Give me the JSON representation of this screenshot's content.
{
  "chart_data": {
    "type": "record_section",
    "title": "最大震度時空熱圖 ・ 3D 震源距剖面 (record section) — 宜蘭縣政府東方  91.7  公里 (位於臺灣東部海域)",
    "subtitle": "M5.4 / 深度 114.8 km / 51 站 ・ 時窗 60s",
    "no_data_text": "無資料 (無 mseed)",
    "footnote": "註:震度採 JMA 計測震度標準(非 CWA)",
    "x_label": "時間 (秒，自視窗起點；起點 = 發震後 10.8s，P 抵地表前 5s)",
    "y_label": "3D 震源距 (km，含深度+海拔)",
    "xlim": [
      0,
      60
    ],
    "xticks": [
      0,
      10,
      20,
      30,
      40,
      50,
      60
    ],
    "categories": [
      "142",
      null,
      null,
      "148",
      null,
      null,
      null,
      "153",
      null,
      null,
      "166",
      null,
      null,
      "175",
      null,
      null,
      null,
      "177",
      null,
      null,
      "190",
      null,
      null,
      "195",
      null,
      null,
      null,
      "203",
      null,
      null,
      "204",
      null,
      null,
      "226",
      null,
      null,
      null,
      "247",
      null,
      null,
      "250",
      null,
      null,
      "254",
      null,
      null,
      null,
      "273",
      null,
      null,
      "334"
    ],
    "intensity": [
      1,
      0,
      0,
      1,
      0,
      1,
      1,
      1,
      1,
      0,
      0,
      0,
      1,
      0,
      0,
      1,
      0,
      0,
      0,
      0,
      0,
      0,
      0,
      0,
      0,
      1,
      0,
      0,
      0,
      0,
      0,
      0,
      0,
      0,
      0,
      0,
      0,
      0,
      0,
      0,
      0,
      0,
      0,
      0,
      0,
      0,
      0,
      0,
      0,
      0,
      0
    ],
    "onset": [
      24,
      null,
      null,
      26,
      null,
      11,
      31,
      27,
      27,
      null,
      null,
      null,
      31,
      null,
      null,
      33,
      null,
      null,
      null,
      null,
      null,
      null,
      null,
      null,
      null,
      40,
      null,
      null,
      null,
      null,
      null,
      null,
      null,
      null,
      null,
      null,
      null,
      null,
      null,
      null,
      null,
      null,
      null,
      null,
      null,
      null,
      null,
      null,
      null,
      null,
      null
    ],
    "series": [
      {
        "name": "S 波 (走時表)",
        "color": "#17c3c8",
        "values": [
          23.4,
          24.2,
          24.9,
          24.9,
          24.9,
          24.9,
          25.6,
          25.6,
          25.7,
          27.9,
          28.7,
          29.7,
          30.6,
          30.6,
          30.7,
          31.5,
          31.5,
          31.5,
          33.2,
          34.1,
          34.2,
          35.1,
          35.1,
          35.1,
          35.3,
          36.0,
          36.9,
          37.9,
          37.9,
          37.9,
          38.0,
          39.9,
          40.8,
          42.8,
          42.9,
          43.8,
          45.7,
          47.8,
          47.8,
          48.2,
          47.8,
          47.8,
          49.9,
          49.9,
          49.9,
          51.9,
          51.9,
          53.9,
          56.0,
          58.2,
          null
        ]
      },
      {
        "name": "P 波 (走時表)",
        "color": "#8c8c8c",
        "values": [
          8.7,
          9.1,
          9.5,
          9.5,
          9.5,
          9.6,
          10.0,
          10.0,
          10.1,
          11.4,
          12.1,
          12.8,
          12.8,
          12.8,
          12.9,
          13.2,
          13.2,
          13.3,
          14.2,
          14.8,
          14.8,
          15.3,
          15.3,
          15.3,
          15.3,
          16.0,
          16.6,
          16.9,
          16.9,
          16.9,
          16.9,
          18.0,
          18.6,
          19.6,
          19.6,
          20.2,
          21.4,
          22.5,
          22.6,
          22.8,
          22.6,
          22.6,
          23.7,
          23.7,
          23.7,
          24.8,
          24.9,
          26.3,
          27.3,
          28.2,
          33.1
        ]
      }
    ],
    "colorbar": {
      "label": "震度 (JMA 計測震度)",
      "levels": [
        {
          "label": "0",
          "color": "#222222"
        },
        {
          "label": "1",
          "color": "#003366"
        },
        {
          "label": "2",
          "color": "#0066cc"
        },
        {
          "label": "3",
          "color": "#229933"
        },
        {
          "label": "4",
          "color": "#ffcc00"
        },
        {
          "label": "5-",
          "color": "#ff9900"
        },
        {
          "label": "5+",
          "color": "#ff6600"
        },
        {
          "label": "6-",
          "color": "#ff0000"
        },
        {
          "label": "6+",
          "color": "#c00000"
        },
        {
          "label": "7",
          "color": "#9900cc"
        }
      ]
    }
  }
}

» EXERCISE GOAL
Every record above must be duplicated exactly.

» EXERCISE ANSWER
Give me the JSON representation of this screenshot's content.
{
  "chart_data": {
    "type": "record_section",
    "title": "最大震度時空熱圖 ・ 3D 震源距剖面 (record section) — 宜蘭縣政府東方  91.7  公里 (位於臺灣東部海域)",
    "subtitle": "M5.4 / 深度 114.8 km / 51 站 ・ 時窗 60s",
    "no_data_text": "無資料 (無 mseed)",
    "footnote": "註:震度採 JMA 計測震度標準(非 CWA)",
    "x_label": "時間 (秒，自視窗起點；起點 = 發震後 10.8s，P 抵地表前 5s)",
    "y_label": "3D 震源距 (km，含深度+海拔)",
    "xlim": [
      0,
      60
    ],
    "xticks": [
      0,
      10,
      20,
      30,
      40,
      50,
      60
    ],
    "categories": [
      "142",
      null,
      null,
      "148",
      null,
      null,
      null,
      "153",
      null,
      null,
      "166",
      null,
      null,
      "175",
      null,
      null,
      null,
      "177",
      null,
      null,
      "190",
      null,
      null,
      "195",
      null,
      null,
      null,
      "203",
      null,
      null,
      "204",
      null,
      null,
      "226",
      null,
      null,
      null,
      "247",
      null,
      null,
      "250",
      null,
      null,
      "254",
      null,
      null,
      null,
      "273",
      null,
      null,
      "334"
    ],
    "intensity": [
      1,
      0,
      0,
      1,
      0,
      1,
      1,
      1,
      1,
      0,
      0,
      0,
      1,
      0,
      0,
      1,
      0,
      0,
      0,
      0,
      0,
      0,
      0,
      0,
      0,
      1,
      0,
      0,
      0,
      0,
      0,
      0,
      0,
      0,
      0,
      0,
      0,
      0,
      0,
      0,
      0,
      0,
      0,
      0,
      0,
      0,
      0,
      0,
      0,
      0,
      0
    ],
    "onset": [
      24,
      null,
      null,
      26,
      null,
      11,
      31,
      27,
      27,
      null,
      null,
      null,
      31,
      null,
      null,
      33,
      null,
      null,
      null,
      null,
      null,
      null,
      null,
      null,
      null,
      40,
      null,
      null,
      null,
      null,
      null,
      null,
      null,
      null,
      null,
      null,
      null,
      null,
      null,
      null,
      null,
      null,
      null,
      null,
      null,
      null,
      null,
      null,
      null,
      null,
      null
    ],
    "series": [
      {
        "name": "S 波 (走時表)",
        "color": "#17c3c8",
        "values": [
          23.4,
          24.2,
          24.9,
          24.9,
          24.9,
          24.9,
          25.6,
          25.6,
          25.7,
          27.9,
          28.7,
          29.7,
          30.6,
          30.6,
          30.7,
          31.5,
          31.5,
          31.5,
          33.2,
          34.1,
          34.2,
          35.1,
          35.1,
          35.1,
          35.3,
          36.0,
          36.9,
          37.9,
          37.9,
          37.9,
          38.0,
          39.9,
          40.8,
          42.8,
          42.9,
          43.8,
          45.7,
          47.8,
          47.8,
          48.2,
          47.8,
          47.8,
          49.9,
          49.9,
          49.9,
          51.9,
          51.9,
          53.9,
          56.0,
          58.2,
          null
        ]
      },
      {
        "name": "P 波 (走時表)",
        "color": "#8c8c8c",
        "values": [
          8.7,
          9.1,
          9.5,
          9.5,
          9.5,
          9.6,
          10.0,
          10.0,
          10.1,
          11.4,
          12.1,
          12.8,
          12.8,
          12.8,
          12.9,
          13.2,
          13.2,
          13.3,
          14.2,
          14.8,
          14.8,
          15.3,
          15.3,
          15.3,
          15.3,
          16.0,
          16.6,
          16.9,
          16.9,
          16.9,
          16.9,
          18.0,
          18.6,
          19.6,
          19.6,
          20.2,
          21.4,
          22.5,
          22.6,
          22.8,
          22.6,
          22.6,
          23.7,
          23.7,
          23.7,
          24.8,
          24.9,
          26.3,
          27.3,
          28.2,
          33.1
        ]
      }
    ],
    "colorbar": {
      "label": "震度 (JMA 計測震度)",
      "levels": [
        {
          "label": "0",
          "color": "#222222"
        },
        {
          "label": "1",
          "color": "#003366"
        },
        {
          "label": "2",
          "color": "#0066cc"
        },
        {
          "label": "3",
          "color": "#229933"
        },
        {
          "label": "4",
          "color": "#ffcc00"
        },
        {
          "label": "5-",
          "color": "#ff9900"
        },
        {
          "label": "5+",
          "color": "#ff6600"
        },
        {
          "label": "6-",
          "color": "#ff0000"
        },
        {
          "label": "6+",
          "color": "#c00000"
        },
        {
          "label": "7",
          "color": "#9900cc"
        }
      ]
    }
  }
}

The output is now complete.